| Entries |
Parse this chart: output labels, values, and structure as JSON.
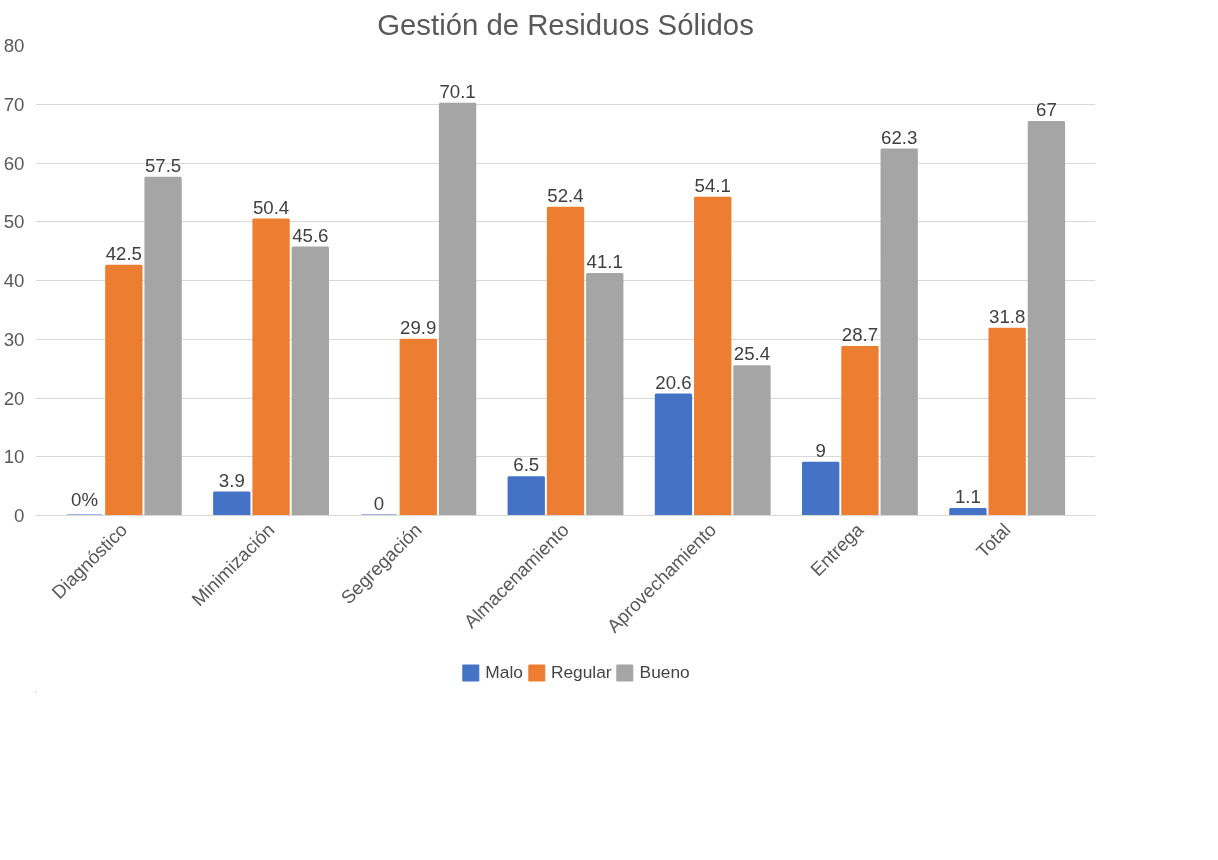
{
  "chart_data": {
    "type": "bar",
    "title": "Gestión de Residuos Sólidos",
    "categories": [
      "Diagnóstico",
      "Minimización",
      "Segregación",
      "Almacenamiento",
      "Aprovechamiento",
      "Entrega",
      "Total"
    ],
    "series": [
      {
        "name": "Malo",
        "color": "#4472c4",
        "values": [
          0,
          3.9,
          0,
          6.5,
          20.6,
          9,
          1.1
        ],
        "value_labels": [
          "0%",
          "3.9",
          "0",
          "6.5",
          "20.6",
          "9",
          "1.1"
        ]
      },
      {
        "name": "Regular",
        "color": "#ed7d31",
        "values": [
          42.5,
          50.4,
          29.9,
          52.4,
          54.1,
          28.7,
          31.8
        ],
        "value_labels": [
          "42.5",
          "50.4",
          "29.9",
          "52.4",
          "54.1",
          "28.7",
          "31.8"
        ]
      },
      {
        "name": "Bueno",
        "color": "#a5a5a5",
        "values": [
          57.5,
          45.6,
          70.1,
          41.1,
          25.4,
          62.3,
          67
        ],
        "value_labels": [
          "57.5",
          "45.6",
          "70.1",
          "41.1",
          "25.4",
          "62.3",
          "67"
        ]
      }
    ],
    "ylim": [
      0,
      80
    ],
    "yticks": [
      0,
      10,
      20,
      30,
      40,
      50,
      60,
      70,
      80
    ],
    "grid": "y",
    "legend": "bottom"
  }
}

| Aim |
Repeat all of the entries word for word, but omit the pictures.

| Exercise answer |
Parse this chart: output labels, values, and structure as JSON.
{
  "chart_data": {
    "type": "bar",
    "title": "Gestión de Residuos Sólidos",
    "categories": [
      "Diagnóstico",
      "Minimización",
      "Segregación",
      "Almacenamiento",
      "Aprovechamiento",
      "Entrega",
      "Total"
    ],
    "series": [
      {
        "name": "Malo",
        "color": "#4472c4",
        "values": [
          0,
          3.9,
          0,
          6.5,
          20.6,
          9,
          1.1
        ],
        "value_labels": [
          "0%",
          "3.9",
          "0",
          "6.5",
          "20.6",
          "9",
          "1.1"
        ]
      },
      {
        "name": "Regular",
        "color": "#ed7d31",
        "values": [
          42.5,
          50.4,
          29.9,
          52.4,
          54.1,
          28.7,
          31.8
        ],
        "value_labels": [
          "42.5",
          "50.4",
          "29.9",
          "52.4",
          "54.1",
          "28.7",
          "31.8"
        ]
      },
      {
        "name": "Bueno",
        "color": "#a5a5a5",
        "values": [
          57.5,
          45.6,
          70.1,
          41.1,
          25.4,
          62.3,
          67
        ],
        "value_labels": [
          "57.5",
          "45.6",
          "70.1",
          "41.1",
          "25.4",
          "62.3",
          "67"
        ]
      }
    ],
    "ylim": [
      0,
      80
    ],
    "yticks": [
      0,
      10,
      20,
      30,
      40,
      50,
      60,
      70,
      80
    ],
    "grid": "y",
    "legend": "bottom"
  }
}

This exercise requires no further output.